* The exercise:
Among the lines below, list those containing the string "this".

— Start of Extracted material —

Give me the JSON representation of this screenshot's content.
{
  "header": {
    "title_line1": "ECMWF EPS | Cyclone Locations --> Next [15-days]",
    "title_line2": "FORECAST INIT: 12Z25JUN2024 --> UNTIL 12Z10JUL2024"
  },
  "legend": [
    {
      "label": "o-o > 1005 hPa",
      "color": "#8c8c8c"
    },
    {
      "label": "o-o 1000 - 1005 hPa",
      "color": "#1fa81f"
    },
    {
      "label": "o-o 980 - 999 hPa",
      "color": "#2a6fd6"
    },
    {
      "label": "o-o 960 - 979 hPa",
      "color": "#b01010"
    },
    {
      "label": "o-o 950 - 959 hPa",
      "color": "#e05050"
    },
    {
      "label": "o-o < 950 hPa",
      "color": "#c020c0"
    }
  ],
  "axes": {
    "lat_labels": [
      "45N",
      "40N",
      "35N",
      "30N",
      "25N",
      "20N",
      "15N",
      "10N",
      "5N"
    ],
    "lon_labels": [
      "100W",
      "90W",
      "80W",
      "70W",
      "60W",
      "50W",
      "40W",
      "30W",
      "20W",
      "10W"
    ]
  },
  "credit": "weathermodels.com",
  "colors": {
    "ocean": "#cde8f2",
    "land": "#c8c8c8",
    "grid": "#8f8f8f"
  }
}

— End of Extracted material —
— Start of Extracted material —

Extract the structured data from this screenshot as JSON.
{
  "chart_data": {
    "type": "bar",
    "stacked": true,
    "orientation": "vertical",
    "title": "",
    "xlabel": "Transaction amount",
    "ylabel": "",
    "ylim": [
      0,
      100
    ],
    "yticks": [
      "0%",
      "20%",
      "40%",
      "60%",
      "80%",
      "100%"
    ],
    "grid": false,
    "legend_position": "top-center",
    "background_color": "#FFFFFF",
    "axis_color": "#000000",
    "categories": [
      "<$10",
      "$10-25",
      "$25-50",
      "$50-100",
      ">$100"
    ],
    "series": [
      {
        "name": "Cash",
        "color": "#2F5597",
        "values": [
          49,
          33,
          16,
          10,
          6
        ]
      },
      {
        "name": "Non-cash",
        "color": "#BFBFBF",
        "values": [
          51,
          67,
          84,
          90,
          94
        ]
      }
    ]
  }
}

— End of Extracted material —
— Start of Extracted material —

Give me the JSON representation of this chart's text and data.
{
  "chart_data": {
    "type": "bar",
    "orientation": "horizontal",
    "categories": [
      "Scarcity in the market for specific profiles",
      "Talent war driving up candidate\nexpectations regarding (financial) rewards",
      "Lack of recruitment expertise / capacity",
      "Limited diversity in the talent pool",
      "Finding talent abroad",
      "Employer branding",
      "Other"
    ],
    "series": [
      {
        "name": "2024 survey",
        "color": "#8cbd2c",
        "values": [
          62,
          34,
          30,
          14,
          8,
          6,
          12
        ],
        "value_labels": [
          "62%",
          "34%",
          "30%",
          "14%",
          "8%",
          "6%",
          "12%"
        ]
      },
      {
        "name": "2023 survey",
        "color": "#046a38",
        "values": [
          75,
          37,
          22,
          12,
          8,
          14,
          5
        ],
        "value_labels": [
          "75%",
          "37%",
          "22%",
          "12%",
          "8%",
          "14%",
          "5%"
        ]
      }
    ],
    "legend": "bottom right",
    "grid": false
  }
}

— End of Extracted material —

* Finished answer:
Give me the JSON representation of this screenshot's content.
Extract the structured data from this screenshot as JSON.
Give me the JSON representation of this chart's text and data.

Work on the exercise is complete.